> Task description:
Copy the records below exactly as they appear.

> Material shown:

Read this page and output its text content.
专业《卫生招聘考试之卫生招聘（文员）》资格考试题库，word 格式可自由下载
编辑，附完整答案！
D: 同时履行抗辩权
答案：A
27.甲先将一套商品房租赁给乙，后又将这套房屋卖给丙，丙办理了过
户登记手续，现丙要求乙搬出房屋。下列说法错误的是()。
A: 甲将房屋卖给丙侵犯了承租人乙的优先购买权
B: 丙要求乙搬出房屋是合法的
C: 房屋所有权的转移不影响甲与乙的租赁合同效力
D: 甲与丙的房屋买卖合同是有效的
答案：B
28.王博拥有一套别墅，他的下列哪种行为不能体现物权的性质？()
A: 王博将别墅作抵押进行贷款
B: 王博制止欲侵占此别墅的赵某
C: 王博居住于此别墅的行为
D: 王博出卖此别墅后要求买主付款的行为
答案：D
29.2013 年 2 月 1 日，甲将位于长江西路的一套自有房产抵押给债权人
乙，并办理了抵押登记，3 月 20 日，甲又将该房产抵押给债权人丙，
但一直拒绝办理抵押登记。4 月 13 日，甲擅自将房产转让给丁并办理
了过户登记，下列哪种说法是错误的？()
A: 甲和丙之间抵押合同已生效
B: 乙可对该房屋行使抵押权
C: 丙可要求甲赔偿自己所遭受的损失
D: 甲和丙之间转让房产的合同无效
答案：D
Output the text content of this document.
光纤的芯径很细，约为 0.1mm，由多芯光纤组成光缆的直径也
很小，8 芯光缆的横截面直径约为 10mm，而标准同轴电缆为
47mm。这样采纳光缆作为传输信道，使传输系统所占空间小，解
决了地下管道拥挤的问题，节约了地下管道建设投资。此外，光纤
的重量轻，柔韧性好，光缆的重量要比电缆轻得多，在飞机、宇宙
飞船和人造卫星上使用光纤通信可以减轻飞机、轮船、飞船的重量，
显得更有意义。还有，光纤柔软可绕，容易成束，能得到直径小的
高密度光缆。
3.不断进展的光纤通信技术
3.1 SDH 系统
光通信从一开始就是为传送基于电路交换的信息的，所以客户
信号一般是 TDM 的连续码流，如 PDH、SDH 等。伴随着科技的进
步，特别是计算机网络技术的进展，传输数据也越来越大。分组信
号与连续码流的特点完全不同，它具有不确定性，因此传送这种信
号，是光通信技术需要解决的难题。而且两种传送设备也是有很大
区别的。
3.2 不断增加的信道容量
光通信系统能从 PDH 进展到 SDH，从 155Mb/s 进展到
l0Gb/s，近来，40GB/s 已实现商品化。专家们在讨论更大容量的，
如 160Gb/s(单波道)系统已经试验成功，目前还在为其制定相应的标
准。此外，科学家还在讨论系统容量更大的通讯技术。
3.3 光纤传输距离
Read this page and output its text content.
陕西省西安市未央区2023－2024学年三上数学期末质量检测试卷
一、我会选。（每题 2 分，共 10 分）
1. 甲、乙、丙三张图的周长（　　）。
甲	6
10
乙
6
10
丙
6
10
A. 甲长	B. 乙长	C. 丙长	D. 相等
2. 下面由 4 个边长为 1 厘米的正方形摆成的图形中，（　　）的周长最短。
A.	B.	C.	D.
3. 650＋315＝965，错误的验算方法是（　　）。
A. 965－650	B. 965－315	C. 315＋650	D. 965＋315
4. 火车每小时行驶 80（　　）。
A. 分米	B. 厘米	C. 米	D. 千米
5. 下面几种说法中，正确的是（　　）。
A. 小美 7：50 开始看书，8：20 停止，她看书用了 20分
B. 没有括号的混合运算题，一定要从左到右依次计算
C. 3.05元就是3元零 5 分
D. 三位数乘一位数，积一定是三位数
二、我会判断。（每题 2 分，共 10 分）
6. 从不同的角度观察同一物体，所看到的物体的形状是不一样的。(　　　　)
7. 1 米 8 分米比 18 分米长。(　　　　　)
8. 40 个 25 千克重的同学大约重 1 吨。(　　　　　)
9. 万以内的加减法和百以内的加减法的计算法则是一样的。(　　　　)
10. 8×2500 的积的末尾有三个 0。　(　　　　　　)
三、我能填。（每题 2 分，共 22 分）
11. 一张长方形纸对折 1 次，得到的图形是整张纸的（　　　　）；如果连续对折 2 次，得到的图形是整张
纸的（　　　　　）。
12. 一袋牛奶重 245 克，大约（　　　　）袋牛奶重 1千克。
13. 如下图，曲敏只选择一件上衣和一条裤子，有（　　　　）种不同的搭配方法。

> Complete output:
Read this page and output its text content.
专业《卫生招聘考试之卫生招聘（文员）》资格考试题库，word 格式可自由下载
编辑，附完整答案！
D: 同时履行抗辩权
答案：A
27.甲先将一套商品房租赁给乙，后又将这套房屋卖给丙，丙办理了过
户登记手续，现丙要求乙搬出房屋。下列说法错误的是()。
A: 甲将房屋卖给丙侵犯了承租人乙的优先购买权
B: 丙要求乙搬出房屋是合法的
C: 房屋所有权的转移不影响甲与乙的租赁合同效力
D: 甲与丙的房屋买卖合同是有效的
答案：B
28.王博拥有一套别墅，他的下列哪种行为不能体现物权的性质？()
A: 王博将别墅作抵押进行贷款
B: 王博制止欲侵占此别墅的赵某
C: 王博居住于此别墅的行为
D: 王博出卖此别墅后要求买主付款的行为
答案：D
29.2013 年 2 月 1 日，甲将位于长江西路的一套自有房产抵押给债权人
乙，并办理了抵押登记，3 月 20 日，甲又将该房产抵押给债权人丙，
但一直拒绝办理抵押登记。4 月 13 日，甲擅自将房产转让给丁并办理
了过户登记，下列哪种说法是错误的？()
A: 甲和丙之间抵押合同已生效
B: 乙可对该房屋行使抵押权
C: 丙可要求甲赔偿自己所遭受的损失
D: 甲和丙之间转让房产的合同无效
答案：D
Output the text content of this document.
光纤的芯径很细，约为 0.1mm，由多芯光纤组成光缆的直径也
很小，8 芯光缆的横截面直径约为 10mm，而标准同轴电缆为
47mm。这样采纳光缆作为传输信道，使传输系统所占空间小，解
决了地下管道拥挤的问题，节约了地下管道建设投资。此外，光纤
的重量轻，柔韧性好，光缆的重量要比电缆轻得多，在飞机、宇宙
飞船和人造卫星上使用光纤通信可以减轻飞机、轮船、飞船的重量，
显得更有意义。还有，光纤柔软可绕，容易成束，能得到直径小的
高密度光缆。
3.不断进展的光纤通信技术
3.1 SDH 系统
光通信从一开始就是为传送基于电路交换的信息的，所以客户
信号一般是 TDM 的连续码流，如 PDH、SDH 等。伴随着科技的进
步，特别是计算机网络技术的进展，传输数据也越来越大。分组信
号与连续码流的特点完全不同，它具有不确定性，因此传送这种信
号，是光通信技术需要解决的难题。而且两种传送设备也是有很大
区别的。
3.2 不断增加的信道容量
光通信系统能从 PDH 进展到 SDH，从 155Mb/s 进展到
l0Gb/s，近来，40GB/s 已实现商品化。专家们在讨论更大容量的，
如 160Gb/s(单波道)系统已经试验成功，目前还在为其制定相应的标
准。此外，科学家还在讨论系统容量更大的通讯技术。
3.3 光纤传输距离
Read this page and output its text content.
陕西省西安市未央区2023－2024学年三上数学期末质量检测试卷
一、我会选。（每题 2 分，共 10 分）
1. 甲、乙、丙三张图的周长（　　）。
甲	6
10
乙
6
10
丙
6
10
A. 甲长	B. 乙长	C. 丙长	D. 相等
2. 下面由 4 个边长为 1 厘米的正方形摆成的图形中，（　　）的周长最短。
A.	B.	C.	D.
3. 650＋315＝965，错误的验算方法是（　　）。
A. 965－650	B. 965－315	C. 315＋650	D. 965＋315
4. 火车每小时行驶 80（　　）。
A. 分米	B. 厘米	C. 米	D. 千米
5. 下面几种说法中，正确的是（　　）。
A. 小美 7：50 开始看书，8：20 停止，她看书用了 20分
B. 没有括号的混合运算题，一定要从左到右依次计算
C. 3.05元就是3元零 5 分
D. 三位数乘一位数，积一定是三位数
二、我会判断。（每题 2 分，共 10 分）
6. 从不同的角度观察同一物体，所看到的物体的形状是不一样的。(　　　　)
7. 1 米 8 分米比 18 分米长。(　　　　　)
8. 40 个 25 千克重的同学大约重 1 吨。(　　　　　)
9. 万以内的加减法和百以内的加减法的计算法则是一样的。(　　　　)
10. 8×2500 的积的末尾有三个 0。　(　　　　　　)
三、我能填。（每题 2 分，共 22 分）
11. 一张长方形纸对折 1 次，得到的图形是整张纸的（　　　　）；如果连续对折 2 次，得到的图形是整张
纸的（　　　　　）。
12. 一袋牛奶重 245 克，大约（　　　　）袋牛奶重 1千克。
13. 如下图，曲敏只选择一件上衣和一条裤子，有（　　　　）种不同的搭配方法。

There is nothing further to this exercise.